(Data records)
________________

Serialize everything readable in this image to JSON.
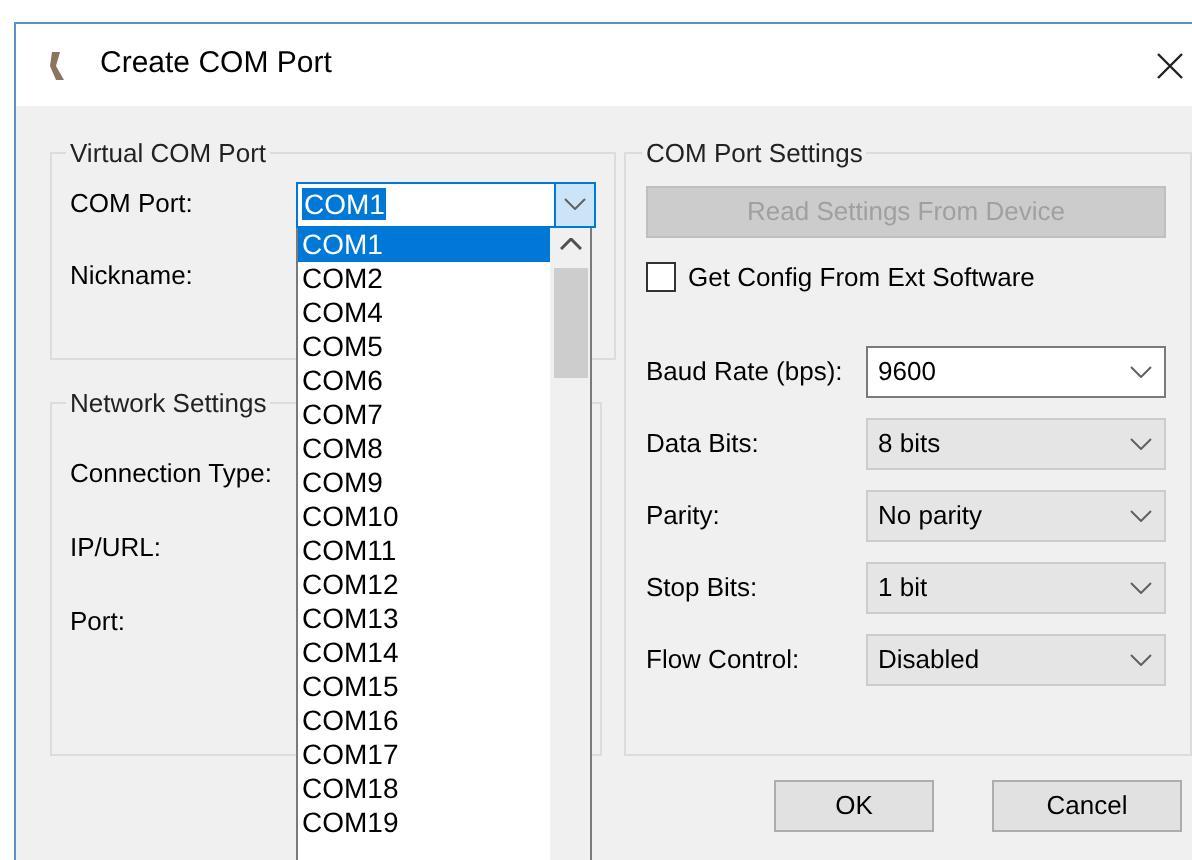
{
  "window": {
    "title": "Create COM Port"
  },
  "virtual_com_port": {
    "title": "Virtual COM Port",
    "com_port": {
      "label": "COM Port:",
      "value": "COM1",
      "expanded": true,
      "items": [
        {
          "label": "COM1",
          "selected": true
        },
        {
          "label": "COM2",
          "selected": false
        },
        {
          "label": "COM4",
          "selected": false
        },
        {
          "label": "COM5",
          "selected": false
        },
        {
          "label": "COM6",
          "selected": false
        },
        {
          "label": "COM7",
          "selected": false
        },
        {
          "label": "COM8",
          "selected": false
        },
        {
          "label": "COM9",
          "selected": false
        },
        {
          "label": "COM10",
          "selected": false
        },
        {
          "label": "COM11",
          "selected": false
        },
        {
          "label": "COM12",
          "selected": false
        },
        {
          "label": "COM13",
          "selected": false
        },
        {
          "label": "COM14",
          "selected": false
        },
        {
          "label": "COM15",
          "selected": false
        },
        {
          "label": "COM16",
          "selected": false
        },
        {
          "label": "COM17",
          "selected": false
        },
        {
          "label": "COM18",
          "selected": false
        },
        {
          "label": "COM19",
          "selected": false
        }
      ]
    },
    "nickname_label": "Nickname:"
  },
  "network_settings": {
    "title": "Network Settings",
    "labels": [
      "Connection Type:",
      "IP/URL:",
      "Port:"
    ]
  },
  "com_port_settings": {
    "title": "COM Port Settings",
    "read_button": {
      "label": "Read Settings From Device",
      "disabled": true
    },
    "checkbox": {
      "label": "Get Config From Ext Software",
      "checked": false
    },
    "fields": [
      {
        "label": "Baud Rate (bps):",
        "value": "9600",
        "editable": true
      },
      {
        "label": "Data Bits:",
        "value": "8 bits",
        "editable": false
      },
      {
        "label": "Parity:",
        "value": "No parity",
        "editable": false
      },
      {
        "label": "Stop Bits:",
        "value": "1 bit",
        "editable": false
      },
      {
        "label": "Flow Control:",
        "value": "Disabled",
        "editable": false
      }
    ]
  },
  "buttons": [
    "OK",
    "Cancel"
  ]
}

________________

### What you will do
Tally up the lines in the preceding listing that contain the string "true". Respond with the number and nothing else.

### Solution for this exercise
4